[Records from a data collection]
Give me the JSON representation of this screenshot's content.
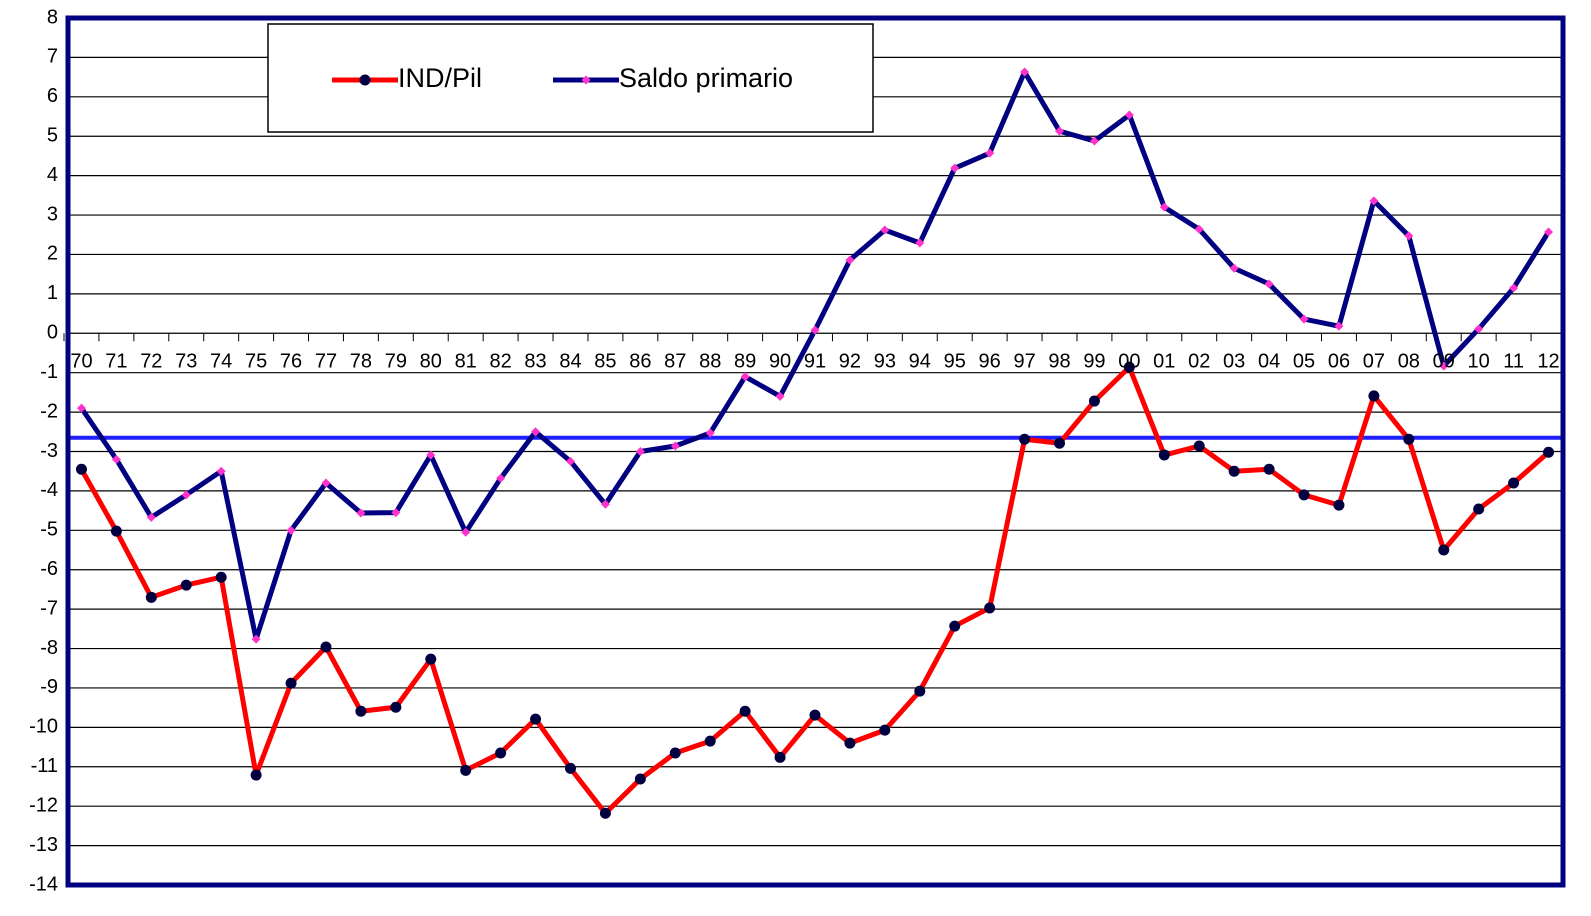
{
  "chart_data": {
    "type": "line",
    "categories": [
      "70",
      "71",
      "72",
      "73",
      "74",
      "75",
      "76",
      "77",
      "78",
      "79",
      "80",
      "81",
      "82",
      "83",
      "84",
      "85",
      "86",
      "87",
      "88",
      "89",
      "90",
      "91",
      "92",
      "93",
      "94",
      "95",
      "96",
      "97",
      "98",
      "99",
      "00",
      "01",
      "02",
      "03",
      "04",
      "05",
      "06",
      "07",
      "08",
      "09",
      "10",
      "11",
      "12"
    ],
    "series": [
      {
        "name": "IND/Pil",
        "color": "#ff0000",
        "marker_color": "#000040",
        "values": [
          -3.45,
          -5.02,
          -6.7,
          -6.39,
          -6.19,
          -11.21,
          -8.88,
          -7.96,
          -9.59,
          -9.49,
          -8.27,
          -11.09,
          -10.65,
          -9.79,
          -11.04,
          -12.18,
          -11.31,
          -10.65,
          -10.35,
          -9.59,
          -10.76,
          -9.69,
          -10.4,
          -10.07,
          -9.08,
          -7.43,
          -6.97,
          -2.69,
          -2.79,
          -1.72,
          -0.86,
          -3.09,
          -2.86,
          -3.5,
          -3.45,
          -4.1,
          -4.36,
          -1.59,
          -2.69,
          -5.5,
          -4.46,
          -3.8,
          -3.02
        ]
      },
      {
        "name": "Saldo primario",
        "color": "#000080",
        "marker_color": "#ff33cc",
        "values": [
          -1.9,
          -3.2,
          -4.67,
          -4.1,
          -3.5,
          -7.76,
          -5.0,
          -3.8,
          -4.56,
          -4.55,
          -3.09,
          -5.05,
          -3.68,
          -2.5,
          -3.25,
          -4.34,
          -3.0,
          -2.86,
          -2.53,
          -1.1,
          -1.6,
          0.08,
          1.86,
          2.62,
          2.29,
          4.19,
          4.57,
          6.63,
          5.13,
          4.88,
          5.54,
          3.2,
          2.64,
          1.65,
          1.25,
          0.36,
          0.18,
          3.36,
          2.47,
          -0.83,
          0.11,
          1.15,
          2.57
        ]
      }
    ],
    "reference_line": {
      "value": -2.65,
      "color": "#1f1fff"
    },
    "ylim": [
      -14,
      8
    ],
    "yticks": [
      -14,
      -13,
      -12,
      -11,
      -10,
      -9,
      -8,
      -7,
      -6,
      -5,
      -4,
      -3,
      -2,
      -1,
      0,
      1,
      2,
      3,
      4,
      5,
      6,
      7,
      8
    ],
    "grid": true
  }
}
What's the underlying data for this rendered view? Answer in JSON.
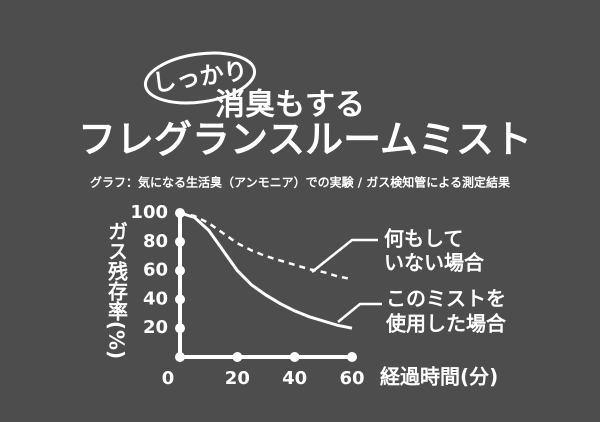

• TASK GOAL:
Pick out all lines containing the string "this".

• CORRECT RESPONSE:
Give me the JSON representation of this screenshot's content.
What's the underlying data for this rendered view? Answer in JSON.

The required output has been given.